§ **INSTRUCTIONS TO FOLLOW**
Take the material and output all of it exactly.

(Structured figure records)
━━━━━━━━━━

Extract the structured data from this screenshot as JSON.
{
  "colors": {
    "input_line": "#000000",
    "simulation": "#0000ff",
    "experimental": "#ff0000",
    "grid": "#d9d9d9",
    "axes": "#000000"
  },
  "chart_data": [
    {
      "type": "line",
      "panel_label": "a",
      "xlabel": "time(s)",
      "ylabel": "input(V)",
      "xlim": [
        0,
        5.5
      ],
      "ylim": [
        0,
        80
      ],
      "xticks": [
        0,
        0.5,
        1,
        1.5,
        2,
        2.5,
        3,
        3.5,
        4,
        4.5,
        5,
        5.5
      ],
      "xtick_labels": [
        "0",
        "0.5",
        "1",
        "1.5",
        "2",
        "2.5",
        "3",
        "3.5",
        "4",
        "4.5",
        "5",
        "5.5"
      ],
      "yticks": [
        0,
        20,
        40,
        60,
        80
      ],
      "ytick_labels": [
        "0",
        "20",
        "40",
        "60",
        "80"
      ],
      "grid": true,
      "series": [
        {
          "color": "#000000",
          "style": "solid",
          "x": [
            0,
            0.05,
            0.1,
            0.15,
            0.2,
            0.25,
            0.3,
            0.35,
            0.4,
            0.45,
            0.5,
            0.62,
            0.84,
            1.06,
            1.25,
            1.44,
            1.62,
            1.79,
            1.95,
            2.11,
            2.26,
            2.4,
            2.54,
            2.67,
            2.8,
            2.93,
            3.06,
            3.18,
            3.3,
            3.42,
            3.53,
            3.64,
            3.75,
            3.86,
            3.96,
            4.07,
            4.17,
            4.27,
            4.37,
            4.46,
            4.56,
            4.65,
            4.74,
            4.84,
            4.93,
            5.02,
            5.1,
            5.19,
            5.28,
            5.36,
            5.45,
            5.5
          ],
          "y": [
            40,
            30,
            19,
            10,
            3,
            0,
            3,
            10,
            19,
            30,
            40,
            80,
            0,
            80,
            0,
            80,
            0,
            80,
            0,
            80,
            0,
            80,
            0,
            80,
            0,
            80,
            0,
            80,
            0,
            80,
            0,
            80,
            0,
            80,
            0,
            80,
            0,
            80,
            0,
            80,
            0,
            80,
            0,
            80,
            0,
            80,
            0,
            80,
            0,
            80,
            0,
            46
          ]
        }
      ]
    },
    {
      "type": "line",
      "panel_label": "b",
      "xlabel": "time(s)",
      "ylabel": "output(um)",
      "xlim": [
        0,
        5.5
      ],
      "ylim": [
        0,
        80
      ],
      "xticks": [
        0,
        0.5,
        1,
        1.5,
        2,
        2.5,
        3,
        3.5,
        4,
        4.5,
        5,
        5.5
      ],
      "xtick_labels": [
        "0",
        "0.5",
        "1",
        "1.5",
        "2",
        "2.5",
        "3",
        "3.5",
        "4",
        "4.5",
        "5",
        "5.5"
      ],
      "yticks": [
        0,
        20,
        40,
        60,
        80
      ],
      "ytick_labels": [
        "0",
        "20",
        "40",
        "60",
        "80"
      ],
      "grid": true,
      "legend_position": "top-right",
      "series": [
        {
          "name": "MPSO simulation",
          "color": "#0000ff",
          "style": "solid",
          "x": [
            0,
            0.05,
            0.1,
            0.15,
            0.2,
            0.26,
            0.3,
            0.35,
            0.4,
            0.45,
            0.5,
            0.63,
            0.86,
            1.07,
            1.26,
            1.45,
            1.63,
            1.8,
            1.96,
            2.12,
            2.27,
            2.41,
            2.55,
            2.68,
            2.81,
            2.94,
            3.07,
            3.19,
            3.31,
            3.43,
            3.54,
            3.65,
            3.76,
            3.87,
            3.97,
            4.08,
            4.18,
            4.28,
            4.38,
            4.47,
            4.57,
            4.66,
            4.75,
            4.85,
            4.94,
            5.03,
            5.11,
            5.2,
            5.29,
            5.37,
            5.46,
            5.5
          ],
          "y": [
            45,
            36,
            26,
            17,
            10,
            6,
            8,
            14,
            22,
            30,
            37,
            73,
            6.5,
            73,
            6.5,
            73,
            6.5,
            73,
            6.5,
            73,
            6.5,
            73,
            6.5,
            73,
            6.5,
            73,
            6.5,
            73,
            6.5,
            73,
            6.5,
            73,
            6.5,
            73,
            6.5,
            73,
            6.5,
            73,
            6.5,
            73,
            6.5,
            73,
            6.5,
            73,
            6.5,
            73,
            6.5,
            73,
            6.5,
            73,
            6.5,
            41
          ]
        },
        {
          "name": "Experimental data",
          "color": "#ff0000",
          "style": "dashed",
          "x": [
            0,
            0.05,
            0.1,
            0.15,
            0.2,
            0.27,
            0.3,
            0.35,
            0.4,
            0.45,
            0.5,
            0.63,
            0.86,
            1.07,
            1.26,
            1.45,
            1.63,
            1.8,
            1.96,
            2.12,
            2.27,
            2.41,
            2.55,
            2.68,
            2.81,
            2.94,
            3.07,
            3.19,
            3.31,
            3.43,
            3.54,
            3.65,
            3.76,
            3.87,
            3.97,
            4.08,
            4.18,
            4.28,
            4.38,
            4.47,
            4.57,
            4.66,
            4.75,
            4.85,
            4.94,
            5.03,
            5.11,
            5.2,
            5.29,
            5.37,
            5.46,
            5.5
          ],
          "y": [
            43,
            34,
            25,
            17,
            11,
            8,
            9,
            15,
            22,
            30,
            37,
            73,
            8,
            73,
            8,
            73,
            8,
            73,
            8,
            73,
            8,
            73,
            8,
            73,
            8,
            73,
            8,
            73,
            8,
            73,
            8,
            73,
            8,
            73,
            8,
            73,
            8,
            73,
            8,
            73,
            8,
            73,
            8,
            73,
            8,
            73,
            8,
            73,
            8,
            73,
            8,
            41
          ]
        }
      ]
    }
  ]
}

━━━━━━━━━━

§ **RESULT**
Extract the structured data from this screenshot as JSON.
{
  "colors": {
    "input_line": "#000000",
    "simulation": "#0000ff",
    "experimental": "#ff0000",
    "grid": "#d9d9d9",
    "axes": "#000000"
  },
  "chart_data": [
    {
      "type": "line",
      "panel_label": "a",
      "xlabel": "time(s)",
      "ylabel": "input(V)",
      "xlim": [
        0,
        5.5
      ],
      "ylim": [
        0,
        80
      ],
      "xticks": [
        0,
        0.5,
        1,
        1.5,
        2,
        2.5,
        3,
        3.5,
        4,
        4.5,
        5,
        5.5
      ],
      "xtick_labels": [
        "0",
        "0.5",
        "1",
        "1.5",
        "2",
        "2.5",
        "3",
        "3.5",
        "4",
        "4.5",
        "5",
        "5.5"
      ],
      "yticks": [
        0,
        20,
        40,
        60,
        80
      ],
      "ytick_labels": [
        "0",
        "20",
        "40",
        "60",
        "80"
      ],
      "grid": true,
      "series": [
        {
          "color": "#000000",
          "style": "solid",
          "x": [
            0,
            0.05,
            0.1,
            0.15,
            0.2,
            0.25,
            0.3,
            0.35,
            0.4,
            0.45,
            0.5,
            0.62,
            0.84,
            1.06,
            1.25,
            1.44,
            1.62,
            1.79,
            1.95,
            2.11,
            2.26,
            2.4,
            2.54,
            2.67,
            2.8,
            2.93,
            3.06,
            3.18,
            3.3,
            3.42,
            3.53,
            3.64,
            3.75,
            3.86,
            3.96,
            4.07,
            4.17,
            4.27,
            4.37,
            4.46,
            4.56,
            4.65,
            4.74,
            4.84,
            4.93,
            5.02,
            5.1,
            5.19,
            5.28,
            5.36,
            5.45,
            5.5
          ],
          "y": [
            40,
            30,
            19,
            10,
            3,
            0,
            3,
            10,
            19,
            30,
            40,
            80,
            0,
            80,
            0,
            80,
            0,
            80,
            0,
            80,
            0,
            80,
            0,
            80,
            0,
            80,
            0,
            80,
            0,
            80,
            0,
            80,
            0,
            80,
            0,
            80,
            0,
            80,
            0,
            80,
            0,
            80,
            0,
            80,
            0,
            80,
            0,
            80,
            0,
            80,
            0,
            46
          ]
        }
      ]
    },
    {
      "type": "line",
      "panel_label": "b",
      "xlabel": "time(s)",
      "ylabel": "output(um)",
      "xlim": [
        0,
        5.5
      ],
      "ylim": [
        0,
        80
      ],
      "xticks": [
        0,
        0.5,
        1,
        1.5,
        2,
        2.5,
        3,
        3.5,
        4,
        4.5,
        5,
        5.5
      ],
      "xtick_labels": [
        "0",
        "0.5",
        "1",
        "1.5",
        "2",
        "2.5",
        "3",
        "3.5",
        "4",
        "4.5",
        "5",
        "5.5"
      ],
      "yticks": [
        0,
        20,
        40,
        60,
        80
      ],
      "ytick_labels": [
        "0",
        "20",
        "40",
        "60",
        "80"
      ],
      "grid": true,
      "legend_position": "top-right",
      "series": [
        {
          "name": "MPSO simulation",
          "color": "#0000ff",
          "style": "solid",
          "x": [
            0,
            0.05,
            0.1,
            0.15,
            0.2,
            0.26,
            0.3,
            0.35,
            0.4,
            0.45,
            0.5,
            0.63,
            0.86,
            1.07,
            1.26,
            1.45,
            1.63,
            1.8,
            1.96,
            2.12,
            2.27,
            2.41,
            2.55,
            2.68,
            2.81,
            2.94,
            3.07,
            3.19,
            3.31,
            3.43,
            3.54,
            3.65,
            3.76,
            3.87,
            3.97,
            4.08,
            4.18,
            4.28,
            4.38,
            4.47,
            4.57,
            4.66,
            4.75,
            4.85,
            4.94,
            5.03,
            5.11,
            5.2,
            5.29,
            5.37,
            5.46,
            5.5
          ],
          "y": [
            45,
            36,
            26,
            17,
            10,
            6,
            8,
            14,
            22,
            30,
            37,
            73,
            6.5,
            73,
            6.5,
            73,
            6.5,
            73,
            6.5,
            73,
            6.5,
            73,
            6.5,
            73,
            6.5,
            73,
            6.5,
            73,
            6.5,
            73,
            6.5,
            73,
            6.5,
            73,
            6.5,
            73,
            6.5,
            73,
            6.5,
            73,
            6.5,
            73,
            6.5,
            73,
            6.5,
            73,
            6.5,
            73,
            6.5,
            73,
            6.5,
            41
          ]
        },
        {
          "name": "Experimental data",
          "color": "#ff0000",
          "style": "dashed",
          "x": [
            0,
            0.05,
            0.1,
            0.15,
            0.2,
            0.27,
            0.3,
            0.35,
            0.4,
            0.45,
            0.5,
            0.63,
            0.86,
            1.07,
            1.26,
            1.45,
            1.63,
            1.8,
            1.96,
            2.12,
            2.27,
            2.41,
            2.55,
            2.68,
            2.81,
            2.94,
            3.07,
            3.19,
            3.31,
            3.43,
            3.54,
            3.65,
            3.76,
            3.87,
            3.97,
            4.08,
            4.18,
            4.28,
            4.38,
            4.47,
            4.57,
            4.66,
            4.75,
            4.85,
            4.94,
            5.03,
            5.11,
            5.2,
            5.29,
            5.37,
            5.46,
            5.5
          ],
          "y": [
            43,
            34,
            25,
            17,
            11,
            8,
            9,
            15,
            22,
            30,
            37,
            73,
            8,
            73,
            8,
            73,
            8,
            73,
            8,
            73,
            8,
            73,
            8,
            73,
            8,
            73,
            8,
            73,
            8,
            73,
            8,
            73,
            8,
            73,
            8,
            73,
            8,
            73,
            8,
            73,
            8,
            73,
            8,
            73,
            8,
            73,
            8,
            73,
            8,
            73,
            8,
            41
          ]
        }
      ]
    }
  ]
}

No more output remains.